● 任务 A
请把联邦学习框架那篇文章中的一段逐字抄写出来，从"联邦学习训练过程由服务器客户端两部分组成。"开始，一直到"临时值的层,都提交没有意义。"为止。
● 任务 B
请接着联邦学习框架那篇文章的最后一句往下续写。

● 阅读材料
================

如何编写联邦学习训练框架——Pytorch实现

联邦学习框架实现

联邦学习训练过程由服务器客户端两部分组成。
客户端将本地数据训练得到的模型上传服务器,服务器通过聚合客户端上传的服务器再次下发新一轮的模型,原理很简单,那么我们开始动手写代码。
如何编写联邦学习训练框架——Pytorch实现_第1张图片

1. 客户端部分:

客户端部分很简单,我们需要做的就是获取全局模型,利用本地数据进行训练,然后返回模型参数差。
这里我是推荐使用name_parameters进行参数更新提交,因为torch的训练模型中带有许多保存临时值的层,都提交没有意义。
我们首先建立一个字典pre_model={}来保存原先的模型数值。这个地方有两个作用:

  1. 保存先前的模型数值,用来计算新模型参数和旧模型参数之间的差,model的parameters减去new_model的parameters。
  2. 用来还原全局模型。

这里的2解释一下,因为是单机训练模型,我们没有真实地给客户端分配一个模型,因为如果要真的分配模型,那么就需要deepcopy一个model给每一个客户端,每一个模型大小都不小,开个十几个二十几个16G内存就被占满了,而且速度也没有明显变快。因此我们采取的方法是,客户端的服务器共享一个模型,客户端每次训练解释后恢复全局模型为训练前的参数值,服务器等到全部客户端结束一轮训练后,更新此全局模型。

代码编写部分:模型训练部分与集中式机器学习训练完全一致,就是训练完之后需要复位以及return diff。

class Client(object):

	client_id = 0

	def __init__(
		self,
		batch_size,
		lr,
		momentum,
		model_parameter,
		local_epochs,
		model,
		train_dataset,
	) -> None:

		Client.client_id += 1
		self.client_id = Client.client_id
		self.batch_size = batch_size
		self.lr = lr
		self.momentum = momentum
		self.model_parameter = model_parameter
		self.local_epochs = local_epochs
		self.local_model = model
		self.train_dataset = train_dataset
		self.train_loader = torch.utils.data.DataLoader(self.train_dataset, batch_size=batch_size, shuffle=True)

	def local_train(self):

		# record the previous model parameters
		# 1. calculate diff
		# 2. restoring the global model
		pre_model = {}
		if self.model_parameter == "all":
			for name, param in self.local_model.state_dict().items():
				pre_model[name] = param.clone()
		else:
			for name, param in self.local_model.named_parameters():
				pre_model[name] = param.clone()

================

● 展示数据
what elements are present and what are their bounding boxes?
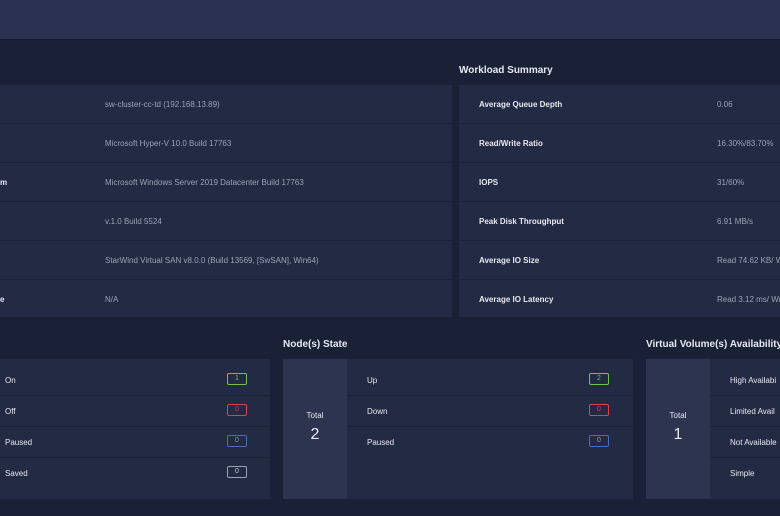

================

● 回答 A
联邦学习训练过程由服务器客户端两部分组成。
客户端将本地数据训练得到的模型上传服务器,服务器通过聚合客户端上传的服务器再次下发新一轮的模型,原理很简单,那么我们开始动手写代码。
如何编写联邦学习训练框架——Pytorch实现_第1张图片

1. 客户端部分:

客户端部分很简单,我们需要做的就是获取全局模型,利用本地数据进行训练,然后返回模型参数差。
这里我是推荐使用name_parameters进行参数更新提交,因为torch的训练模型中带有许多保存临时值的层,都提交没有意义。

● 回答 B
		optimizer = torch.optim.SGD(self.local_model.parameters(), lr=self.lr, momentum=self.momentum)
		epoch = self.local_epochs
		self.local_model.train()

		for _ in range(epoch):
			for _, batch in enumerate(self.train_loader):
				data, target = batch

				if torch.cuda.is_available():
					data = data.cuda()
					target = target.cuda()
			
				optimizer.zero_grad()
				output = self.local_model(data)
				loss = torch.nn.functional.cross_entropy(output, target)
				loss.backward()
				optimizer.step()
				
		print(f"{self.client_id} complete!")

		# record the differences between the local model and the global model
		diff = {}

		for name, param in pre_model.items():
			diff[name] = self.local_model.state_dict()[name] - param

		for name, param in pre_model.items():
			self.local_model.state_dict()[name] = param

		return diff

这段代码以后还有改写,使用的损失函数,优化器后期都会改写成可以修改的方式。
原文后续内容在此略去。